• Work to do:
Here are some entries; quote each one exactly.

(Dataset entries)
_ _ _ _ _

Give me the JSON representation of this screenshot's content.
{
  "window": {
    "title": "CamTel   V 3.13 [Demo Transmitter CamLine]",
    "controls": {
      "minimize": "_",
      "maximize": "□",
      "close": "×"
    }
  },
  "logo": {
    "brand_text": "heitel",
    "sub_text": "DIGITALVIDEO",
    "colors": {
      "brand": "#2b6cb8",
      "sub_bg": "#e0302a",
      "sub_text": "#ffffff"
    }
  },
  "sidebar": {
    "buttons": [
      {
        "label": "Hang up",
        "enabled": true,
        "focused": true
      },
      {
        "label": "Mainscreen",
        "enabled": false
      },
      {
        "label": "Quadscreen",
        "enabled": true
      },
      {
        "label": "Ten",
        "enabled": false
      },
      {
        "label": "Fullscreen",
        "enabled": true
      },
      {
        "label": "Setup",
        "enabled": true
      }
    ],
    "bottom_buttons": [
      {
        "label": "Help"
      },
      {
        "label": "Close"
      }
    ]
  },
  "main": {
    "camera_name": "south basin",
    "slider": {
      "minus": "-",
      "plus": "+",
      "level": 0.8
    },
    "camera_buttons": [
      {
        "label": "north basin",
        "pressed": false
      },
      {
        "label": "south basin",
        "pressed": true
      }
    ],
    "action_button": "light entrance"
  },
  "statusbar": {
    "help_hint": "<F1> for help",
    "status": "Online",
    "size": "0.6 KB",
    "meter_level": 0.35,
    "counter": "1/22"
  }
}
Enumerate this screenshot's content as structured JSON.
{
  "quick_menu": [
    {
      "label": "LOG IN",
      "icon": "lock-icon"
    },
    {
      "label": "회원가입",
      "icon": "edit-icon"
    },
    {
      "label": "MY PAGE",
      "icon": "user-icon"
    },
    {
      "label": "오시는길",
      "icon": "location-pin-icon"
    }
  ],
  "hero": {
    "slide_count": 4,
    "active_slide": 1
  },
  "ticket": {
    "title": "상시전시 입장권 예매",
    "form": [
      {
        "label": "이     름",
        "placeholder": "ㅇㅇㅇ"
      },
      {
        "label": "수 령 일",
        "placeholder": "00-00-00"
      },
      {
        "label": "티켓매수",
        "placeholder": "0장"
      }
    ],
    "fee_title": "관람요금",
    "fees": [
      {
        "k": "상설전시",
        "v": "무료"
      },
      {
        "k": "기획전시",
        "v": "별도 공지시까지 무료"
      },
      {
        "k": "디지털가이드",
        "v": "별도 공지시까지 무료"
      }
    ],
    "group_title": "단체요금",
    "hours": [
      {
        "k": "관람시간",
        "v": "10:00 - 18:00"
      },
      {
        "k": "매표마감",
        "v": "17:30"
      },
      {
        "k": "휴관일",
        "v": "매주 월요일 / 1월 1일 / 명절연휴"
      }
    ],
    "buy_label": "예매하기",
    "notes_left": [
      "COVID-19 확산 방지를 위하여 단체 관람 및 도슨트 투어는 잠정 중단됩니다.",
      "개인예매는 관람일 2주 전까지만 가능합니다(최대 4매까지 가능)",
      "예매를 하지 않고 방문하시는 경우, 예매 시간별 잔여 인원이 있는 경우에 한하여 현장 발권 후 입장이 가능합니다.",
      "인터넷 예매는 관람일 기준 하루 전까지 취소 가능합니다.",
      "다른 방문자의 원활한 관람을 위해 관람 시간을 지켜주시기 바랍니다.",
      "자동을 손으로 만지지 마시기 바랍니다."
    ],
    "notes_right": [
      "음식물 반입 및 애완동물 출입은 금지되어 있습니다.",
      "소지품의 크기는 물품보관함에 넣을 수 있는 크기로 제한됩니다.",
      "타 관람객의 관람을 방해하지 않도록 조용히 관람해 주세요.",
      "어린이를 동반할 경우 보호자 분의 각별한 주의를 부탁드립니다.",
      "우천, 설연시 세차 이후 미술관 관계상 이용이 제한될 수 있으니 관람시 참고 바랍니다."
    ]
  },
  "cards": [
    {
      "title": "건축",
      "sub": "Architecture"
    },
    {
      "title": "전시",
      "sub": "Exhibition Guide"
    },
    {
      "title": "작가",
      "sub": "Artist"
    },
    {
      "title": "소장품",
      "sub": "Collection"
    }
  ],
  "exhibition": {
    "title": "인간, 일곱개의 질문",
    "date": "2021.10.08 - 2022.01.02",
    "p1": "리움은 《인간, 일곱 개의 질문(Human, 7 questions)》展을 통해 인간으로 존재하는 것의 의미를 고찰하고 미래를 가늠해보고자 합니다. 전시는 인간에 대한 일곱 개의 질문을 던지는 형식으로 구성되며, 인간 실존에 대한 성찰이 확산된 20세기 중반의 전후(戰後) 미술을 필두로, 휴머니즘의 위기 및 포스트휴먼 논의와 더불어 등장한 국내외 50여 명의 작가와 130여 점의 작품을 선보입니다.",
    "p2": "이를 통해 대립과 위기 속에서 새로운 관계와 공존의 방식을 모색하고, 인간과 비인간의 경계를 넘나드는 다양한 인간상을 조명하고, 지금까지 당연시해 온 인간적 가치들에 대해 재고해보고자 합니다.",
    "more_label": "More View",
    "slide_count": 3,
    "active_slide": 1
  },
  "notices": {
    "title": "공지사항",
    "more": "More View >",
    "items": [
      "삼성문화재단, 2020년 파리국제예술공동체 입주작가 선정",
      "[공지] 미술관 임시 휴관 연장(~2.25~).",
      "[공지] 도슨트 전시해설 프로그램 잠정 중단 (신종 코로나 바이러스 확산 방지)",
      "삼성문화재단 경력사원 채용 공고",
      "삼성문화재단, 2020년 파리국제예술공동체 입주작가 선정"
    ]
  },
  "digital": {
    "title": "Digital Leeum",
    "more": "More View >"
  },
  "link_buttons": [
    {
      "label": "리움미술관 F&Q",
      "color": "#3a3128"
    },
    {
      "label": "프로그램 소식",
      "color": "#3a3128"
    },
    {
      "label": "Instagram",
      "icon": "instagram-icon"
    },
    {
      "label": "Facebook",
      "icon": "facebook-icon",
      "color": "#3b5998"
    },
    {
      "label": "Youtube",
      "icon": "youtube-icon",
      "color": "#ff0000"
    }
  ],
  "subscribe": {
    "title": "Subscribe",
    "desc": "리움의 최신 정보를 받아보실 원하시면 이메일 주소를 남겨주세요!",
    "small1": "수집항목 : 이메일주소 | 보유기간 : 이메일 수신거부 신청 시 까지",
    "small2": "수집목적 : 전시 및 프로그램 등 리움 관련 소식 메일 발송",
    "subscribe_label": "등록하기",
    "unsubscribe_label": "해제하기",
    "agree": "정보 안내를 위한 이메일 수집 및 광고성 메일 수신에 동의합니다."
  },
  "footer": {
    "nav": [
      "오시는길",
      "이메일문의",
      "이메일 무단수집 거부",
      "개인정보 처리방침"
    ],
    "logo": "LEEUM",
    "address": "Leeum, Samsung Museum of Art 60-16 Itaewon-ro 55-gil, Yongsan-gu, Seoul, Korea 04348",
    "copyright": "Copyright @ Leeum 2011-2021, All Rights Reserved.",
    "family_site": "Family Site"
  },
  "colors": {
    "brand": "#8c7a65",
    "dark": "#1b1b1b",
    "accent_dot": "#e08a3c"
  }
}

_ _ _ _ _

• Response to this task:
Give me the JSON representation of this screenshot's content.
{
  "window": {
    "title": "CamTel   V 3.13 [Demo Transmitter CamLine]",
    "controls": {
      "minimize": "_",
      "maximize": "□",
      "close": "×"
    }
  },
  "logo": {
    "brand_text": "heitel",
    "sub_text": "DIGITALVIDEO",
    "colors": {
      "brand": "#2b6cb8",
      "sub_bg": "#e0302a",
      "sub_text": "#ffffff"
    }
  },
  "sidebar": {
    "buttons": [
      {
        "label": "Hang up",
        "enabled": true,
        "focused": true
      },
      {
        "label": "Mainscreen",
        "enabled": false
      },
      {
        "label": "Quadscreen",
        "enabled": true
      },
      {
        "label": "Ten",
        "enabled": false
      },
      {
        "label": "Fullscreen",
        "enabled": true
      },
      {
        "label": "Setup",
        "enabled": true
      }
    ],
    "bottom_buttons": [
      {
        "label": "Help"
      },
      {
        "label": "Close"
      }
    ]
  },
  "main": {
    "camera_name": "south basin",
    "slider": {
      "minus": "-",
      "plus": "+",
      "level": 0.8
    },
    "camera_buttons": [
      {
        "label": "north basin",
        "pressed": false
      },
      {
        "label": "south basin",
        "pressed": true
      }
    ],
    "action_button": "light entrance"
  },
  "statusbar": {
    "help_hint": "<F1> for help",
    "status": "Online",
    "size": "0.6 KB",
    "meter_level": 0.35,
    "counter": "1/22"
  }
}
Enumerate this screenshot's content as structured JSON.
{
  "quick_menu": [
    {
      "label": "LOG IN",
      "icon": "lock-icon"
    },
    {
      "label": "회원가입",
      "icon": "edit-icon"
    },
    {
      "label": "MY PAGE",
      "icon": "user-icon"
    },
    {
      "label": "오시는길",
      "icon": "location-pin-icon"
    }
  ],
  "hero": {
    "slide_count": 4,
    "active_slide": 1
  },
  "ticket": {
    "title": "상시전시 입장권 예매",
    "form": [
      {
        "label": "이     름",
        "placeholder": "ㅇㅇㅇ"
      },
      {
        "label": "수 령 일",
        "placeholder": "00-00-00"
      },
      {
        "label": "티켓매수",
        "placeholder": "0장"
      }
    ],
    "fee_title": "관람요금",
    "fees": [
      {
        "k": "상설전시",
        "v": "무료"
      },
      {
        "k": "기획전시",
        "v": "별도 공지시까지 무료"
      },
      {
        "k": "디지털가이드",
        "v": "별도 공지시까지 무료"
      }
    ],
    "group_title": "단체요금",
    "hours": [
      {
        "k": "관람시간",
        "v": "10:00 - 18:00"
      },
      {
        "k": "매표마감",
        "v": "17:30"
      },
      {
        "k": "휴관일",
        "v": "매주 월요일 / 1월 1일 / 명절연휴"
      }
    ],
    "buy_label": "예매하기",
    "notes_left": [
      "COVID-19 확산 방지를 위하여 단체 관람 및 도슨트 투어는 잠정 중단됩니다.",
      "개인예매는 관람일 2주 전까지만 가능합니다(최대 4매까지 가능)",
      "예매를 하지 않고 방문하시는 경우, 예매 시간별 잔여 인원이 있는 경우에 한하여 현장 발권 후 입장이 가능합니다.",
      "인터넷 예매는 관람일 기준 하루 전까지 취소 가능합니다.",
      "다른 방문자의 원활한 관람을 위해 관람 시간을 지켜주시기 바랍니다.",
      "자동을 손으로 만지지 마시기 바랍니다."
    ],
    "notes_right": [
      "음식물 반입 및 애완동물 출입은 금지되어 있습니다.",
      "소지품의 크기는 물품보관함에 넣을 수 있는 크기로 제한됩니다.",
      "타 관람객의 관람을 방해하지 않도록 조용히 관람해 주세요.",
      "어린이를 동반할 경우 보호자 분의 각별한 주의를 부탁드립니다.",
      "우천, 설연시 세차 이후 미술관 관계상 이용이 제한될 수 있으니 관람시 참고 바랍니다."
    ]
  },
  "cards": [
    {
      "title": "건축",
      "sub": "Architecture"
    },
    {
      "title": "전시",
      "sub": "Exhibition Guide"
    },
    {
      "title": "작가",
      "sub": "Artist"
    },
    {
      "title": "소장품",
      "sub": "Collection"
    }
  ],
  "exhibition": {
    "title": "인간, 일곱개의 질문",
    "date": "2021.10.08 - 2022.01.02",
    "p1": "리움은 《인간, 일곱 개의 질문(Human, 7 questions)》展을 통해 인간으로 존재하는 것의 의미를 고찰하고 미래를 가늠해보고자 합니다. 전시는 인간에 대한 일곱 개의 질문을 던지는 형식으로 구성되며, 인간 실존에 대한 성찰이 확산된 20세기 중반의 전후(戰後) 미술을 필두로, 휴머니즘의 위기 및 포스트휴먼 논의와 더불어 등장한 국내외 50여 명의 작가와 130여 점의 작품을 선보입니다.",
    "p2": "이를 통해 대립과 위기 속에서 새로운 관계와 공존의 방식을 모색하고, 인간과 비인간의 경계를 넘나드는 다양한 인간상을 조명하고, 지금까지 당연시해 온 인간적 가치들에 대해 재고해보고자 합니다.",
    "more_label": "More View",
    "slide_count": 3,
    "active_slide": 1
  },
  "notices": {
    "title": "공지사항",
    "more": "More View >",
    "items": [
      "삼성문화재단, 2020년 파리국제예술공동체 입주작가 선정",
      "[공지] 미술관 임시 휴관 연장(~2.25~).",
      "[공지] 도슨트 전시해설 프로그램 잠정 중단 (신종 코로나 바이러스 확산 방지)",
      "삼성문화재단 경력사원 채용 공고",
      "삼성문화재단, 2020년 파리국제예술공동체 입주작가 선정"
    ]
  },
  "digital": {
    "title": "Digital Leeum",
    "more": "More View >"
  },
  "link_buttons": [
    {
      "label": "리움미술관 F&Q",
      "color": "#3a3128"
    },
    {
      "label": "프로그램 소식",
      "color": "#3a3128"
    },
    {
      "label": "Instagram",
      "icon": "instagram-icon"
    },
    {
      "label": "Facebook",
      "icon": "facebook-icon",
      "color": "#3b5998"
    },
    {
      "label": "Youtube",
      "icon": "youtube-icon",
      "color": "#ff0000"
    }
  ],
  "subscribe": {
    "title": "Subscribe",
    "desc": "리움의 최신 정보를 받아보실 원하시면 이메일 주소를 남겨주세요!",
    "small1": "수집항목 : 이메일주소 | 보유기간 : 이메일 수신거부 신청 시 까지",
    "small2": "수집목적 : 전시 및 프로그램 등 리움 관련 소식 메일 발송",
    "subscribe_label": "등록하기",
    "unsubscribe_label": "해제하기",
    "agree": "정보 안내를 위한 이메일 수집 및 광고성 메일 수신에 동의합니다."
  },
  "footer": {
    "nav": [
      "오시는길",
      "이메일문의",
      "이메일 무단수집 거부",
      "개인정보 처리방침"
    ],
    "logo": "LEEUM",
    "address": "Leeum, Samsung Museum of Art 60-16 Itaewon-ro 55-gil, Yongsan-gu, Seoul, Korea 04348",
    "copyright": "Copyright @ Leeum 2011-2021, All Rights Reserved.",
    "family_site": "Family Site"
  },
  "colors": {
    "brand": "#8c7a65",
    "dark": "#1b1b1b",
    "accent_dot": "#e08a3c"
  }
}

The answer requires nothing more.